Source records —
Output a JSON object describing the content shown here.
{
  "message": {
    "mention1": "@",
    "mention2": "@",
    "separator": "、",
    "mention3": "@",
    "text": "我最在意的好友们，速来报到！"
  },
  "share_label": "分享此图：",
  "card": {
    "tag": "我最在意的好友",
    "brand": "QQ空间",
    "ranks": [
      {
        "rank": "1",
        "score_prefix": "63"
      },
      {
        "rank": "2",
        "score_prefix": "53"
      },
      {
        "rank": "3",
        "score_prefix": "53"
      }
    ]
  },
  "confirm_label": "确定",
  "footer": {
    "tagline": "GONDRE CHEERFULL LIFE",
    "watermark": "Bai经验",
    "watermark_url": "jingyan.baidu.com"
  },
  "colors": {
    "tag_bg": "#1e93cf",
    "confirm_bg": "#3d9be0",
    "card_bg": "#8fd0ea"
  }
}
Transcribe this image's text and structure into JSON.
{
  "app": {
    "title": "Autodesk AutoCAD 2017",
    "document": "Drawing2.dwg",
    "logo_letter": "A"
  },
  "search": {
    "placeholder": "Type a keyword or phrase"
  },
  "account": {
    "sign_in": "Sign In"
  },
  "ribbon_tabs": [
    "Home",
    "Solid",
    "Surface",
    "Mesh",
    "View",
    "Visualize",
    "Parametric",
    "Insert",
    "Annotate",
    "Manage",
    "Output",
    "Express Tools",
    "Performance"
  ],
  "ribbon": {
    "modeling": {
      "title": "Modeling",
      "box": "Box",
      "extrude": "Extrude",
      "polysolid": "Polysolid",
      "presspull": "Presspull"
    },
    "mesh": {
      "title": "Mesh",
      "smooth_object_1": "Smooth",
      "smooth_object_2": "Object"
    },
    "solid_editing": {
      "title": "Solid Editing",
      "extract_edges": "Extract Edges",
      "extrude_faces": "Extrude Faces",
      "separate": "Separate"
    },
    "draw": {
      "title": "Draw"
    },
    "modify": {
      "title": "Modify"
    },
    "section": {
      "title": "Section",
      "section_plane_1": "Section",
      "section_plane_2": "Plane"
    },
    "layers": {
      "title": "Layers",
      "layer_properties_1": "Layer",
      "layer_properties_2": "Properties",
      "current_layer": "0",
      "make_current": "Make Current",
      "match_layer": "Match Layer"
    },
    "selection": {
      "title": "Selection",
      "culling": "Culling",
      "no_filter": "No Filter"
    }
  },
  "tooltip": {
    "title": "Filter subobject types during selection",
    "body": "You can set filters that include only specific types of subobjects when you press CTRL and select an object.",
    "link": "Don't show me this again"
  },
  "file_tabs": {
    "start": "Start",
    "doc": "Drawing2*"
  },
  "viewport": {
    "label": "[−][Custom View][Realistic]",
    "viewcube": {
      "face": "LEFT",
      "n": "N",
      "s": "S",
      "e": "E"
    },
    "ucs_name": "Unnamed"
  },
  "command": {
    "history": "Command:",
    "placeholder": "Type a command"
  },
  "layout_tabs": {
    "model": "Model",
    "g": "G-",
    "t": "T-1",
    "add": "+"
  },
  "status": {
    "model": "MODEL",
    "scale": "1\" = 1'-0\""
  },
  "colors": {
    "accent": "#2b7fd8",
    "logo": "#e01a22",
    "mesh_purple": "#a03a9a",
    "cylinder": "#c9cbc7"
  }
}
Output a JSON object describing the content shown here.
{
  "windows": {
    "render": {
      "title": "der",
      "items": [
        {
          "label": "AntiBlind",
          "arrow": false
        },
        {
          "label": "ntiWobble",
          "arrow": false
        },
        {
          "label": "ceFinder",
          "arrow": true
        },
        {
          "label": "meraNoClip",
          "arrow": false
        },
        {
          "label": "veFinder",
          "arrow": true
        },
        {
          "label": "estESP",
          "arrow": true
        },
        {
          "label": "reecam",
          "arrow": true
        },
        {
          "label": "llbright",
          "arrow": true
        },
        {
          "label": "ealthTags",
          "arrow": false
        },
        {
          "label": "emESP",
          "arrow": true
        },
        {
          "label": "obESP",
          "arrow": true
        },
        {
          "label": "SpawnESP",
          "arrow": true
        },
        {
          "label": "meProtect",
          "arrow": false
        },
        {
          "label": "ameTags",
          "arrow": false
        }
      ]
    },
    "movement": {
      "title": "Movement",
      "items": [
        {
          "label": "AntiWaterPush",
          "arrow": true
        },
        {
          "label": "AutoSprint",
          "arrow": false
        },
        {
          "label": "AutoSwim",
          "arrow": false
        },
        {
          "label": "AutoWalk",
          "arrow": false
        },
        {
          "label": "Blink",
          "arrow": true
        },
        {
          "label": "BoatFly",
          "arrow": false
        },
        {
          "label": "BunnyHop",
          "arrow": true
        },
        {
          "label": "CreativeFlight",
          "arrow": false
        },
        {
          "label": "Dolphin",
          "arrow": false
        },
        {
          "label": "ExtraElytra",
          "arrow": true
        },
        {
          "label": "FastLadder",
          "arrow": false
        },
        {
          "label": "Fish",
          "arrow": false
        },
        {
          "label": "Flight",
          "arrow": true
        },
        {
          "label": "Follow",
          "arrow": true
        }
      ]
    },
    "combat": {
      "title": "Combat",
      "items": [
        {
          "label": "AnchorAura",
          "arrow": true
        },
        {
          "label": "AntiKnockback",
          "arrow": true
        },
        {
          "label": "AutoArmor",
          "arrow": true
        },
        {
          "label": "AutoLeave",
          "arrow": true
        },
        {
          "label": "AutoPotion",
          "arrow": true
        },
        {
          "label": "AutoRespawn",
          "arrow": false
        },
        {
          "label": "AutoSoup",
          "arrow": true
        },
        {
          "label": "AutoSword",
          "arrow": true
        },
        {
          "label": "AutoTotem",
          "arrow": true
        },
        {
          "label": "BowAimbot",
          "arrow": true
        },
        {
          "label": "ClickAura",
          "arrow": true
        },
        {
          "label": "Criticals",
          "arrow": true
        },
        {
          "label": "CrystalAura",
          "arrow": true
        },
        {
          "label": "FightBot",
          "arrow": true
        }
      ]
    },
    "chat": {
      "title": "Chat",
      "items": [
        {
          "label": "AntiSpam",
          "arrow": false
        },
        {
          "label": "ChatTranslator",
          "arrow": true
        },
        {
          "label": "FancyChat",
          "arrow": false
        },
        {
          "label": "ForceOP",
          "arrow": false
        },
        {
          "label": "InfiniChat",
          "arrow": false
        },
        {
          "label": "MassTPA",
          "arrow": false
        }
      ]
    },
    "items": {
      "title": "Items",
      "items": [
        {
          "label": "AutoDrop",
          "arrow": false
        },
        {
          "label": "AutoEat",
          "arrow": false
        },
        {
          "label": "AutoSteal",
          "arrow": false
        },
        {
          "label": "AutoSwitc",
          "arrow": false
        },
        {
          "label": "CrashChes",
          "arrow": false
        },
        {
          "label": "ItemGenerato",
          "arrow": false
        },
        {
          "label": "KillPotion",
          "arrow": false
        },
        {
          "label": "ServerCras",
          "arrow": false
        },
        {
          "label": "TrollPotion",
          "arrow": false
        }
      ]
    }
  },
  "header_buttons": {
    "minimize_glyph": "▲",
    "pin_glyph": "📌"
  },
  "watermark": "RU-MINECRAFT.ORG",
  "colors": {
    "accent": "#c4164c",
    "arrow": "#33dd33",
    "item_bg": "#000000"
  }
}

Exercise task — Reproduce the listing shown above in its entirety, exactly.

Answer —
Output a JSON object describing the content shown here.
{
  "message": {
    "mention1": "@",
    "mention2": "@",
    "separator": "、",
    "mention3": "@",
    "text": "我最在意的好友们，速来报到！"
  },
  "share_label": "分享此图：",
  "card": {
    "tag": "我最在意的好友",
    "brand": "QQ空间",
    "ranks": [
      {
        "rank": "1",
        "score_prefix": "63"
      },
      {
        "rank": "2",
        "score_prefix": "53"
      },
      {
        "rank": "3",
        "score_prefix": "53"
      }
    ]
  },
  "confirm_label": "确定",
  "footer": {
    "tagline": "GONDRE CHEERFULL LIFE",
    "watermark": "Bai经验",
    "watermark_url": "jingyan.baidu.com"
  },
  "colors": {
    "tag_bg": "#1e93cf",
    "confirm_bg": "#3d9be0",
    "card_bg": "#8fd0ea"
  }
}
Transcribe this image's text and structure into JSON.
{
  "app": {
    "title": "Autodesk AutoCAD 2017",
    "document": "Drawing2.dwg",
    "logo_letter": "A"
  },
  "search": {
    "placeholder": "Type a keyword or phrase"
  },
  "account": {
    "sign_in": "Sign In"
  },
  "ribbon_tabs": [
    "Home",
    "Solid",
    "Surface",
    "Mesh",
    "View",
    "Visualize",
    "Parametric",
    "Insert",
    "Annotate",
    "Manage",
    "Output",
    "Express Tools",
    "Performance"
  ],
  "ribbon": {
    "modeling": {
      "title": "Modeling",
      "box": "Box",
      "extrude": "Extrude",
      "polysolid": "Polysolid",
      "presspull": "Presspull"
    },
    "mesh": {
      "title": "Mesh",
      "smooth_object_1": "Smooth",
      "smooth_object_2": "Object"
    },
    "solid_editing": {
      "title": "Solid Editing",
      "extract_edges": "Extract Edges",
      "extrude_faces": "Extrude Faces",
      "separate": "Separate"
    },
    "draw": {
      "title": "Draw"
    },
    "modify": {
      "title": "Modify"
    },
    "section": {
      "title": "Section",
      "section_plane_1": "Section",
      "section_plane_2": "Plane"
    },
    "layers": {
      "title": "Layers",
      "layer_properties_1": "Layer",
      "layer_properties_2": "Properties",
      "current_layer": "0",
      "make_current": "Make Current",
      "match_layer": "Match Layer"
    },
    "selection": {
      "title": "Selection",
      "culling": "Culling",
      "no_filter": "No Filter"
    }
  },
  "tooltip": {
    "title": "Filter subobject types during selection",
    "body": "You can set filters that include only specific types of subobjects when you press CTRL and select an object.",
    "link": "Don't show me this again"
  },
  "file_tabs": {
    "start": "Start",
    "doc": "Drawing2*"
  },
  "viewport": {
    "label": "[−][Custom View][Realistic]",
    "viewcube": {
      "face": "LEFT",
      "n": "N",
      "s": "S",
      "e": "E"
    },
    "ucs_name": "Unnamed"
  },
  "command": {
    "history": "Command:",
    "placeholder": "Type a command"
  },
  "layout_tabs": {
    "model": "Model",
    "g": "G-",
    "t": "T-1",
    "add": "+"
  },
  "status": {
    "model": "MODEL",
    "scale": "1\" = 1'-0\""
  },
  "colors": {
    "accent": "#2b7fd8",
    "logo": "#e01a22",
    "mesh_purple": "#a03a9a",
    "cylinder": "#c9cbc7"
  }
}
Output a JSON object describing the content shown here.
{
  "windows": {
    "render": {
      "title": "der",
      "items": [
        {
          "label": "AntiBlind",
          "arrow": false
        },
        {
          "label": "ntiWobble",
          "arrow": false
        },
        {
          "label": "ceFinder",
          "arrow": true
        },
        {
          "label": "meraNoClip",
          "arrow": false
        },
        {
          "label": "veFinder",
          "arrow": true
        },
        {
          "label": "estESP",
          "arrow": true
        },
        {
          "label": "reecam",
          "arrow": true
        },
        {
          "label": "llbright",
          "arrow": true
        },
        {
          "label": "ealthTags",
          "arrow": false
        },
        {
          "label": "emESP",
          "arrow": true
        },
        {
          "label": "obESP",
          "arrow": true
        },
        {
          "label": "SpawnESP",
          "arrow": true
        },
        {
          "label": "meProtect",
          "arrow": false
        },
        {
          "label": "ameTags",
          "arrow": false
        }
      ]
    },
    "movement": {
      "title": "Movement",
      "items": [
        {
          "label": "AntiWaterPush",
          "arrow": true
        },
        {
          "label": "AutoSprint",
          "arrow": false
        },
        {
          "label": "AutoSwim",
          "arrow": false
        },
        {
          "label": "AutoWalk",
          "arrow": false
        },
        {
          "label": "Blink",
          "arrow": true
        },
        {
          "label": "BoatFly",
          "arrow": false
        },
        {
          "label": "BunnyHop",
          "arrow": true
        },
        {
          "label": "CreativeFlight",
          "arrow": false
        },
        {
          "label": "Dolphin",
          "arrow": false
        },
        {
          "label": "ExtraElytra",
          "arrow": true
        },
        {
          "label": "FastLadder",
          "arrow": false
        },
        {
          "label": "Fish",
          "arrow": false
        },
        {
          "label": "Flight",
          "arrow": true
        },
        {
          "label": "Follow",
          "arrow": true
        }
      ]
    },
    "combat": {
      "title": "Combat",
      "items": [
        {
          "label": "AnchorAura",
          "arrow": true
        },
        {
          "label": "AntiKnockback",
          "arrow": true
        },
        {
          "label": "AutoArmor",
          "arrow": true
        },
        {
          "label": "AutoLeave",
          "arrow": true
        },
        {
          "label": "AutoPotion",
          "arrow": true
        },
        {
          "label": "AutoRespawn",
          "arrow": false
        },
        {
          "label": "AutoSoup",
          "arrow": true
        },
        {
          "label": "AutoSword",
          "arrow": true
        },
        {
          "label": "AutoTotem",
          "arrow": true
        },
        {
          "label": "BowAimbot",
          "arrow": true
        },
        {
          "label": "ClickAura",
          "arrow": true
        },
        {
          "label": "Criticals",
          "arrow": true
        },
        {
          "label": "CrystalAura",
          "arrow": true
        },
        {
          "label": "FightBot",
          "arrow": true
        }
      ]
    },
    "chat": {
      "title": "Chat",
      "items": [
        {
          "label": "AntiSpam",
          "arrow": false
        },
        {
          "label": "ChatTranslator",
          "arrow": true
        },
        {
          "label": "FancyChat",
          "arrow": false
        },
        {
          "label": "ForceOP",
          "arrow": false
        },
        {
          "label": "InfiniChat",
          "arrow": false
        },
        {
          "label": "MassTPA",
          "arrow": false
        }
      ]
    },
    "items": {
      "title": "Items",
      "items": [
        {
          "label": "AutoDrop",
          "arrow": false
        },
        {
          "label": "AutoEat",
          "arrow": false
        },
        {
          "label": "AutoSteal",
          "arrow": false
        },
        {
          "label": "AutoSwitc",
          "arrow": false
        },
        {
          "label": "CrashChes",
          "arrow": false
        },
        {
          "label": "ItemGenerato",
          "arrow": false
        },
        {
          "label": "KillPotion",
          "arrow": false
        },
        {
          "label": "ServerCras",
          "arrow": false
        },
        {
          "label": "TrollPotion",
          "arrow": false
        }
      ]
    }
  },
  "header_buttons": {
    "minimize_glyph": "▲",
    "pin_glyph": "📌"
  },
  "watermark": "RU-MINECRAFT.ORG",
  "colors": {
    "accent": "#c4164c",
    "arrow": "#33dd33",
    "item_bg": "#000000"
  }
}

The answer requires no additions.